» Data for processing:
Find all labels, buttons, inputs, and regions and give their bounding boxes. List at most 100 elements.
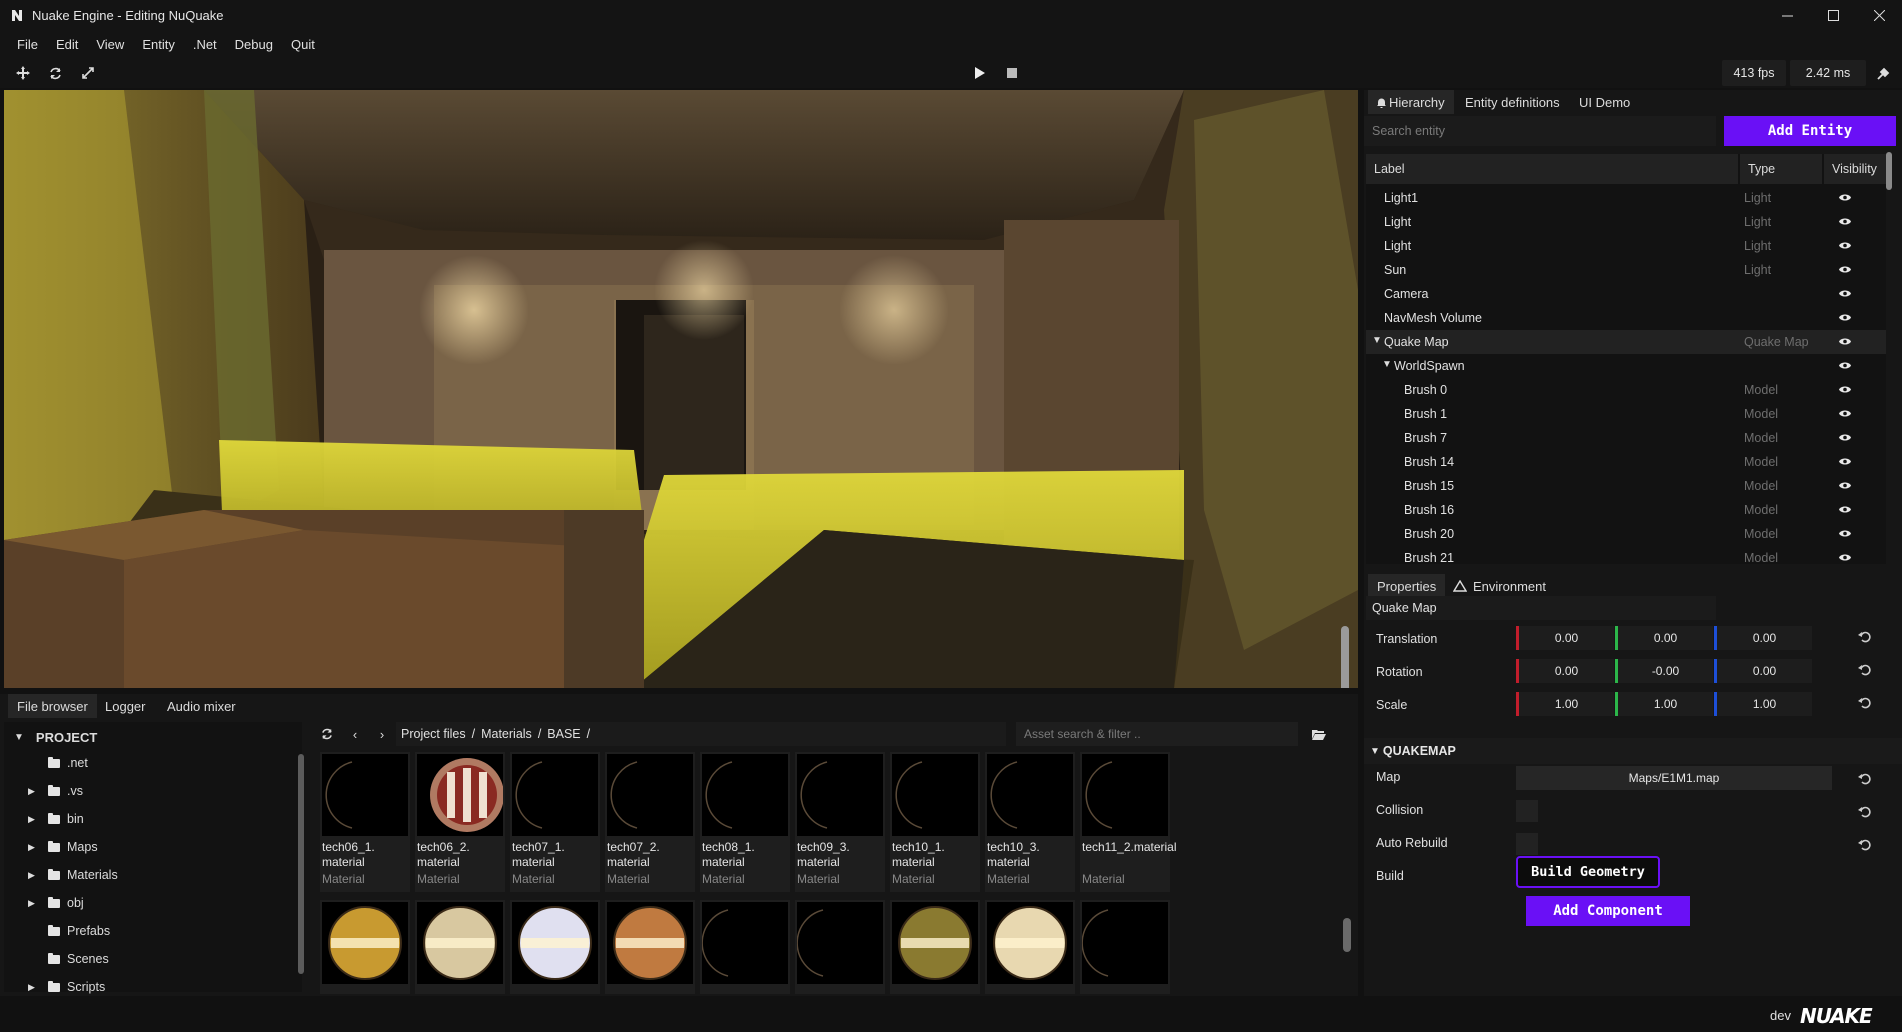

---

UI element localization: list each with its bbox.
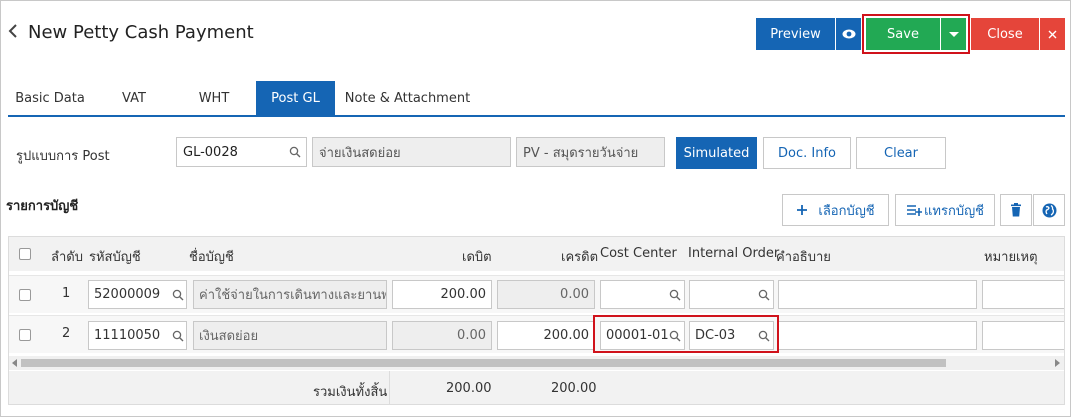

--

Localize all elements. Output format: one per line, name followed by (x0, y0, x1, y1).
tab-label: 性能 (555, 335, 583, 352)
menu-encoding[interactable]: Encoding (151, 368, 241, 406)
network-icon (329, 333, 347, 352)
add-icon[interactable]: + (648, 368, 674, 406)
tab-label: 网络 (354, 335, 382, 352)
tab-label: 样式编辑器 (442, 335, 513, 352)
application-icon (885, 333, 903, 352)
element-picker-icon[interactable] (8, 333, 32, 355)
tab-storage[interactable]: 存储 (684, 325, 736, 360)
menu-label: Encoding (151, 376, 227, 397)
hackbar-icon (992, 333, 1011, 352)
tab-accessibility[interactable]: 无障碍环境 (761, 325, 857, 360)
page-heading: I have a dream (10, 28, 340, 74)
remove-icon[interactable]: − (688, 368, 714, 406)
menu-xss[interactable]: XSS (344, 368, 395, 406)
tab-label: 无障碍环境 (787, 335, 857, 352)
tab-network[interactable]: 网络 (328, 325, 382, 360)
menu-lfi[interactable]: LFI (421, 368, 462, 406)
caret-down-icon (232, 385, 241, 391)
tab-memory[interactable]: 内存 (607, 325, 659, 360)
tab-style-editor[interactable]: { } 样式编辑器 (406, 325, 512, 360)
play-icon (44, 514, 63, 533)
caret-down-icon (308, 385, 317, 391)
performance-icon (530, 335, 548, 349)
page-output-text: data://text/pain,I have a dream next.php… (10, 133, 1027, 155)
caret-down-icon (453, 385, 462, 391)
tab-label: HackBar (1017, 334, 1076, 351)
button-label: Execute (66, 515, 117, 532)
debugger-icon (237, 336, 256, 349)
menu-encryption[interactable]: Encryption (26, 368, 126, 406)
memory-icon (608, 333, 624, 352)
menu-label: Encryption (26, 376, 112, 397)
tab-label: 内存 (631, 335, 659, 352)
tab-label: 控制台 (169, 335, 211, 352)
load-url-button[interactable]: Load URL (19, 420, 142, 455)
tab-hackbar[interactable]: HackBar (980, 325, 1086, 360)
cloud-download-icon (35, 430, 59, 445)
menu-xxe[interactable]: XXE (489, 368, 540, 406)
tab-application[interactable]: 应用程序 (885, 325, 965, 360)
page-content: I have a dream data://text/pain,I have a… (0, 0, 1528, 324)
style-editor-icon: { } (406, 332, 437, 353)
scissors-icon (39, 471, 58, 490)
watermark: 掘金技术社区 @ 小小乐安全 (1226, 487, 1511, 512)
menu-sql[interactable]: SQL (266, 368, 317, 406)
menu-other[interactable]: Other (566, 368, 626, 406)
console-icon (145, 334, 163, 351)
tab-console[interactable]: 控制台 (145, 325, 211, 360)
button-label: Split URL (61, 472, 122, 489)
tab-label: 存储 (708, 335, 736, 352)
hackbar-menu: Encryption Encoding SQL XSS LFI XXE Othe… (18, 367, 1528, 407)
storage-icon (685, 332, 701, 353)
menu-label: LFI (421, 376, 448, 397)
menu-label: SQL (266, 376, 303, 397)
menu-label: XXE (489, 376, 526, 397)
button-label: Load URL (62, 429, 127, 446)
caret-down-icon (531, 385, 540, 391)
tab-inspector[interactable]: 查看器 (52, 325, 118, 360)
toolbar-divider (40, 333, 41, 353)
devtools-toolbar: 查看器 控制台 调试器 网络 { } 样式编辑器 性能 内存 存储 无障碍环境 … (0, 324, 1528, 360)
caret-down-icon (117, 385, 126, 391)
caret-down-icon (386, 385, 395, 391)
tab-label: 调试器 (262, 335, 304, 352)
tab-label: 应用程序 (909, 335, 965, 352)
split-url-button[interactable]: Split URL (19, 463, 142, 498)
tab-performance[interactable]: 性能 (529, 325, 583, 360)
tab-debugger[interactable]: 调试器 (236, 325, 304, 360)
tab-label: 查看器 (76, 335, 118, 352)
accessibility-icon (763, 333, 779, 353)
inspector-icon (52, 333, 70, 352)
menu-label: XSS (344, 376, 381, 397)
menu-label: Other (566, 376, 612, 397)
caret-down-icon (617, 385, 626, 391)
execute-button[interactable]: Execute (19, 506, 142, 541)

» Set exercise: How many lines in the items above contain the string "pain"? Case matters, and the reply should be only the number.

» Exercise result: 2